#### REQUIREMENT
Spot every line with the word "Subtrees" and return it.

#### INPUT MATERIAL
# # #
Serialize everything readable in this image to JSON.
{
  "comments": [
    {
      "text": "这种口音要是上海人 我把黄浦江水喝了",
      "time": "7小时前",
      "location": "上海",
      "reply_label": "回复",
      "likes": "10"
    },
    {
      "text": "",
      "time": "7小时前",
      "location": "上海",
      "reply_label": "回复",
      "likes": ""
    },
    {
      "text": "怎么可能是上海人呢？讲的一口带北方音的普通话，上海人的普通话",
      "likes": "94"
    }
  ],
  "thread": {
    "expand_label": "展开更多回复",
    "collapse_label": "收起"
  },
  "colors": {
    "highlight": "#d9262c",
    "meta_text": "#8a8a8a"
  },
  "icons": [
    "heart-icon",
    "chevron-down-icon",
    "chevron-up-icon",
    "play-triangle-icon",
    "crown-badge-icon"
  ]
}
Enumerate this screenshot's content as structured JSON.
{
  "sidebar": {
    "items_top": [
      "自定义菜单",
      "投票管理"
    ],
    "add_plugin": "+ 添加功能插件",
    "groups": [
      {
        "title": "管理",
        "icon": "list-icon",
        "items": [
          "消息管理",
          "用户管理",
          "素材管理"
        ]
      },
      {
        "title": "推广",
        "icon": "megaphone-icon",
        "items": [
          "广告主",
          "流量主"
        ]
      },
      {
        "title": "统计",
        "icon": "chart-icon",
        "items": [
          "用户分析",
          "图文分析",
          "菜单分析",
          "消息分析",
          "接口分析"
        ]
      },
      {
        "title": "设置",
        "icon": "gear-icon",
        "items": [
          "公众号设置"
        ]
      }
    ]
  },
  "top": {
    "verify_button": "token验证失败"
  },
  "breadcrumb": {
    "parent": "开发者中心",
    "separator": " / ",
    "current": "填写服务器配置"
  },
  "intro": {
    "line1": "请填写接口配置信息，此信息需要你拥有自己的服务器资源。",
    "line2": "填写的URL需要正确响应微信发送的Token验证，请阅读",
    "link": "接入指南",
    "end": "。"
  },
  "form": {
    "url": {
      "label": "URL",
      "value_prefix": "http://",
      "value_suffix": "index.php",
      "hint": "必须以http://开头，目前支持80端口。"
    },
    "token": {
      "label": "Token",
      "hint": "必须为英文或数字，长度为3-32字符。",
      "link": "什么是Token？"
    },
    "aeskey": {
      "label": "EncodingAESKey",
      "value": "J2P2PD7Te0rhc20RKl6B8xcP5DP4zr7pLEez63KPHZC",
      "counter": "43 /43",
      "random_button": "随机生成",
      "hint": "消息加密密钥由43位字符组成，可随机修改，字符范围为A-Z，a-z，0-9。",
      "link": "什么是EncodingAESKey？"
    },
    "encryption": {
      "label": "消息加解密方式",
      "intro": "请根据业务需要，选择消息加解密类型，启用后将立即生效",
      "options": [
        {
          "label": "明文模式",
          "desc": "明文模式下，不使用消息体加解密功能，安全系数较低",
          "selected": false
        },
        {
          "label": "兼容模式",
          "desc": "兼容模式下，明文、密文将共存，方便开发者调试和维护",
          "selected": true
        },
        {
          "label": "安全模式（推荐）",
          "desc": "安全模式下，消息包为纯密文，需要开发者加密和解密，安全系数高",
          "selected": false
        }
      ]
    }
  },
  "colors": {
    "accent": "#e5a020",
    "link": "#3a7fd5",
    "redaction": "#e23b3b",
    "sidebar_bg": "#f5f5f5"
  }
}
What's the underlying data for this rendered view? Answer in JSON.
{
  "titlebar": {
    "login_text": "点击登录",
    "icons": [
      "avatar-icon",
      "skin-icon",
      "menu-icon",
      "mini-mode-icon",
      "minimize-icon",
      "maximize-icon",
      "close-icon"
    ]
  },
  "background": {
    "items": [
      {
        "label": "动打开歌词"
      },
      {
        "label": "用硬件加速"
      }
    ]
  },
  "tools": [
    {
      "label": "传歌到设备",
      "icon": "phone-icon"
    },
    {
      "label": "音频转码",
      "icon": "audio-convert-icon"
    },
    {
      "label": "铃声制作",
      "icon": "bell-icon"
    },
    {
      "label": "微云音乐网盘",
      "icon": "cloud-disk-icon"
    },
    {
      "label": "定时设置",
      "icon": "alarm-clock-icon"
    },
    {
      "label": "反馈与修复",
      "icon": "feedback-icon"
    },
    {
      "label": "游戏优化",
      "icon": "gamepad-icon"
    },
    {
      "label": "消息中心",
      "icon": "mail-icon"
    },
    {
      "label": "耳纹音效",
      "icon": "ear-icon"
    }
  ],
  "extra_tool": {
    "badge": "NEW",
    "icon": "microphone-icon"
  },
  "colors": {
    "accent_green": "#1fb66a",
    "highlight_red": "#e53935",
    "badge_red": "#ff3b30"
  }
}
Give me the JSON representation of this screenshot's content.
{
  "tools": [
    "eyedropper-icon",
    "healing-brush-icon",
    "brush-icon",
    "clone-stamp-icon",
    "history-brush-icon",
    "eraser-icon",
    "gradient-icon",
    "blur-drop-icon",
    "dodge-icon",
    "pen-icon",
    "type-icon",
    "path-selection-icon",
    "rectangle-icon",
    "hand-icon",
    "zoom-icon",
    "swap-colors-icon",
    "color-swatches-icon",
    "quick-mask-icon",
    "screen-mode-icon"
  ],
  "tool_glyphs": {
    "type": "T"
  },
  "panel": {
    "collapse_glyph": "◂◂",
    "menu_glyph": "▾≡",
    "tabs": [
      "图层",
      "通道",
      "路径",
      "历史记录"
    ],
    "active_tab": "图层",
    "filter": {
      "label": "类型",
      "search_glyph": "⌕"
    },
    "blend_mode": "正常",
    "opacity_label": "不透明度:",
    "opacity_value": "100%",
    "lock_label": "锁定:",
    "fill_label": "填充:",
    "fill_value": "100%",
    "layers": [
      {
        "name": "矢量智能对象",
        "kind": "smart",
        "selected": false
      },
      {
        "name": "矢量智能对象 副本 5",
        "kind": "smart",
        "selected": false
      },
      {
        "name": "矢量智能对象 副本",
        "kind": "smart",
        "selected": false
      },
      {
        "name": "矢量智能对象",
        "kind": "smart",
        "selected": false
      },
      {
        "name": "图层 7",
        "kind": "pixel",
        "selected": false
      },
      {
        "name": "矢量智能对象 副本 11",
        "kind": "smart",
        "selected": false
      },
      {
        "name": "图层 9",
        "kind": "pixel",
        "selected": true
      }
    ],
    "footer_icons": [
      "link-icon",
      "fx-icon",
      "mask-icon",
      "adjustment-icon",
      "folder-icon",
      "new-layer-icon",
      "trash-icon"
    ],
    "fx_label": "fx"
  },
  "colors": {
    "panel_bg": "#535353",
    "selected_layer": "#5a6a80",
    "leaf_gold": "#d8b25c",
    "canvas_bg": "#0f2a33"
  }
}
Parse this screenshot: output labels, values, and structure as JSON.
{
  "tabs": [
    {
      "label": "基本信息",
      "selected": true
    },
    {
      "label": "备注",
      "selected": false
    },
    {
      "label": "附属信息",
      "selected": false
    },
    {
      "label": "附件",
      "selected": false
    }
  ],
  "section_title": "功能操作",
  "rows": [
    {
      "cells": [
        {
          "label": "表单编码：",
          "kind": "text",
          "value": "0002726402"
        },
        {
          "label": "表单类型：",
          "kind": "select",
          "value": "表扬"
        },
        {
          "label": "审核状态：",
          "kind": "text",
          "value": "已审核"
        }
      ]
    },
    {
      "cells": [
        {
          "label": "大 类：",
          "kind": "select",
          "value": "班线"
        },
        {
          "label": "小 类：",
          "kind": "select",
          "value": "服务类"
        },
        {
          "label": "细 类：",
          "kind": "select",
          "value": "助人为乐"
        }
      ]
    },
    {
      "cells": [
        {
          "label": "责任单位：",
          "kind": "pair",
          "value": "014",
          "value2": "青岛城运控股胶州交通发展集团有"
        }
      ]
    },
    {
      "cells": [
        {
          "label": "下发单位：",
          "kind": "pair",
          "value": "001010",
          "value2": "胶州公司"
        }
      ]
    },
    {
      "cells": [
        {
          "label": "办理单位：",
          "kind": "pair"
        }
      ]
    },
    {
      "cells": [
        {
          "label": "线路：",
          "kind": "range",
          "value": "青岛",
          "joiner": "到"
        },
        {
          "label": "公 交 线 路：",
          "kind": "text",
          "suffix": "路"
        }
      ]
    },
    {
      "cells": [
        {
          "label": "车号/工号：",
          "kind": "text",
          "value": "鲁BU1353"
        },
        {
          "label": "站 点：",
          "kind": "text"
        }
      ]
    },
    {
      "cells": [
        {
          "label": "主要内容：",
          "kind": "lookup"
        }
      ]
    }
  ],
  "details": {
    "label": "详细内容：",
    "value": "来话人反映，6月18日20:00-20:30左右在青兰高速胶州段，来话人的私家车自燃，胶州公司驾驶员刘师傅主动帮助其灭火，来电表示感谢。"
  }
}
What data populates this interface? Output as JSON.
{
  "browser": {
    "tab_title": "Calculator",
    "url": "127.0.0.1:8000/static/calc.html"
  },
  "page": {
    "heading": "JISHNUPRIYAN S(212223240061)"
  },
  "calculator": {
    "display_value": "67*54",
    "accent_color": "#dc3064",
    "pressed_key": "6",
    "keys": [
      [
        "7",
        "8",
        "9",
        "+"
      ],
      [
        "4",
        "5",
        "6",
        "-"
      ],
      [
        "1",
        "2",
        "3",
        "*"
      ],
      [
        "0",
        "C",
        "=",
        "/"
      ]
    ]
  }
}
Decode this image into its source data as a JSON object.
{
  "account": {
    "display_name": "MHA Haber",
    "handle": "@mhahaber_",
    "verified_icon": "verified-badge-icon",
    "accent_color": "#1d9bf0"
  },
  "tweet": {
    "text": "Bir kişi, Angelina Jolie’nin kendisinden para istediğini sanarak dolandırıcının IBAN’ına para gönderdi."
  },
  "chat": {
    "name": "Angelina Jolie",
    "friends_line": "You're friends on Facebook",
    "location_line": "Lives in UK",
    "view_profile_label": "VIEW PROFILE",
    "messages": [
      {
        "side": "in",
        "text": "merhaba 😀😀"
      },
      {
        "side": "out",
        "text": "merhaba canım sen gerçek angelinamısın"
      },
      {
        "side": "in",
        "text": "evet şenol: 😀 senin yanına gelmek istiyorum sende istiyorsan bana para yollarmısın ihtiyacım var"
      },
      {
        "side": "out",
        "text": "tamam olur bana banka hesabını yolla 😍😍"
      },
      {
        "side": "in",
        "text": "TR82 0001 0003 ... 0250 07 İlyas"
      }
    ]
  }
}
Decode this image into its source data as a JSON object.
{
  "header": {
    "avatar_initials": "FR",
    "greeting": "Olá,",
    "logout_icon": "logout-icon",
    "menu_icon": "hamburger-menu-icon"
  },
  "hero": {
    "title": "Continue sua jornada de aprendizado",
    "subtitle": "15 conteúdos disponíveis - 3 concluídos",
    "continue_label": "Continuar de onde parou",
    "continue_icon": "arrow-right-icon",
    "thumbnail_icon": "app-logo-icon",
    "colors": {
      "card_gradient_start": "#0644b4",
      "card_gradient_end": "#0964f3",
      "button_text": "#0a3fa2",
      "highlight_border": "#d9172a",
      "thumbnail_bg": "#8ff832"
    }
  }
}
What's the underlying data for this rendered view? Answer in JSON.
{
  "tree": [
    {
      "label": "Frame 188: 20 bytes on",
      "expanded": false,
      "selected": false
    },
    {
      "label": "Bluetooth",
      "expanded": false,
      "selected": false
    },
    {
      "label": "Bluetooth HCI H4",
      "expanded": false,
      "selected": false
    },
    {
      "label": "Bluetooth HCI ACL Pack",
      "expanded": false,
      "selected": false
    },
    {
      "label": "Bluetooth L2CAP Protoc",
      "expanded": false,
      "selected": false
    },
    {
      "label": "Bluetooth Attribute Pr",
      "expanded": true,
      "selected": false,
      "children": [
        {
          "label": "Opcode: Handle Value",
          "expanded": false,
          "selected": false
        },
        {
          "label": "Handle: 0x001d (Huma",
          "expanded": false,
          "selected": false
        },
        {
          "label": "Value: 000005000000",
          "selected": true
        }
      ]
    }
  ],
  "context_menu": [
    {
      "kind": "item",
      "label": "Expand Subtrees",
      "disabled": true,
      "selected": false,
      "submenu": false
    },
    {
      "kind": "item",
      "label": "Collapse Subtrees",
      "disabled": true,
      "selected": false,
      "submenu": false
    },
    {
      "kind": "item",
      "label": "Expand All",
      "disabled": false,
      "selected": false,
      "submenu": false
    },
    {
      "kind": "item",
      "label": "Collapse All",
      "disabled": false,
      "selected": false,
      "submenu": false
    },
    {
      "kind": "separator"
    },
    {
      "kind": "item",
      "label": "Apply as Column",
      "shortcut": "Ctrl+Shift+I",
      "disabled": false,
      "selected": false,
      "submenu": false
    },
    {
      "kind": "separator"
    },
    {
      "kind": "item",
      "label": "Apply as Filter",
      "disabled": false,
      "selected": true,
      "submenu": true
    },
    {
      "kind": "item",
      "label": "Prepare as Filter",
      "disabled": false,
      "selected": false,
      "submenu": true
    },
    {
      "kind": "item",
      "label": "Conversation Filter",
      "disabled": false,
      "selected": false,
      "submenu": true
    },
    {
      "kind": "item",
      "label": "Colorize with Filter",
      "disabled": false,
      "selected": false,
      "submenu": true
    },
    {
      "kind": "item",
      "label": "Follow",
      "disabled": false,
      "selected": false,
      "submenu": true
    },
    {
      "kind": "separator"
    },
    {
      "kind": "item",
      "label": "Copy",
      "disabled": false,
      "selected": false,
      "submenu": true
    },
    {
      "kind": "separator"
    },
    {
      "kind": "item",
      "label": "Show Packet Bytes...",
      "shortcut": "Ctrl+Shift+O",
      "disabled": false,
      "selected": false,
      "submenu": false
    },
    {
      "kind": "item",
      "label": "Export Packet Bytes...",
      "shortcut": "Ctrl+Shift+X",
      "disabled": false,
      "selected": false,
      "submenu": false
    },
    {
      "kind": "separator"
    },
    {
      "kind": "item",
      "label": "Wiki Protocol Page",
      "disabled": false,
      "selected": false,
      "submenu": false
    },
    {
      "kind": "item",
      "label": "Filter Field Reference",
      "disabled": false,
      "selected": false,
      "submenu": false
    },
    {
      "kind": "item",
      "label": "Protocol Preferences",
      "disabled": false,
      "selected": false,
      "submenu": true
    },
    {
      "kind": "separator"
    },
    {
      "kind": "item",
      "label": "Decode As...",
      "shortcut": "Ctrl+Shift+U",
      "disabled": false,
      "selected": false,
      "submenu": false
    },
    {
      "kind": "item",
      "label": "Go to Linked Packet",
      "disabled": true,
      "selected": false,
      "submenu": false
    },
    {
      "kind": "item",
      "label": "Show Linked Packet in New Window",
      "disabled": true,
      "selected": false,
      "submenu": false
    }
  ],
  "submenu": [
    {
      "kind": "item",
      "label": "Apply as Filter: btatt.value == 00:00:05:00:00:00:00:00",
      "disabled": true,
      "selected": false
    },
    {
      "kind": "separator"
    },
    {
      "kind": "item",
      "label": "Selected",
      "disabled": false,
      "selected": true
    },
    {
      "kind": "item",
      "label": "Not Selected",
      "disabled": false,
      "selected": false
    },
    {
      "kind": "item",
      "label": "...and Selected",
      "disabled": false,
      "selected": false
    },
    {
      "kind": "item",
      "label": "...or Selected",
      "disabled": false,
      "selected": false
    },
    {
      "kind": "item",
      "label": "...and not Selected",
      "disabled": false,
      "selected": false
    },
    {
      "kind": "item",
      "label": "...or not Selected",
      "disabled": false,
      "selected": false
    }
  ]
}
# # #
#### ANSWER TO THE EXERCISE
      "label": "Expand Subtrees",
      "label": "Collapse Subtrees",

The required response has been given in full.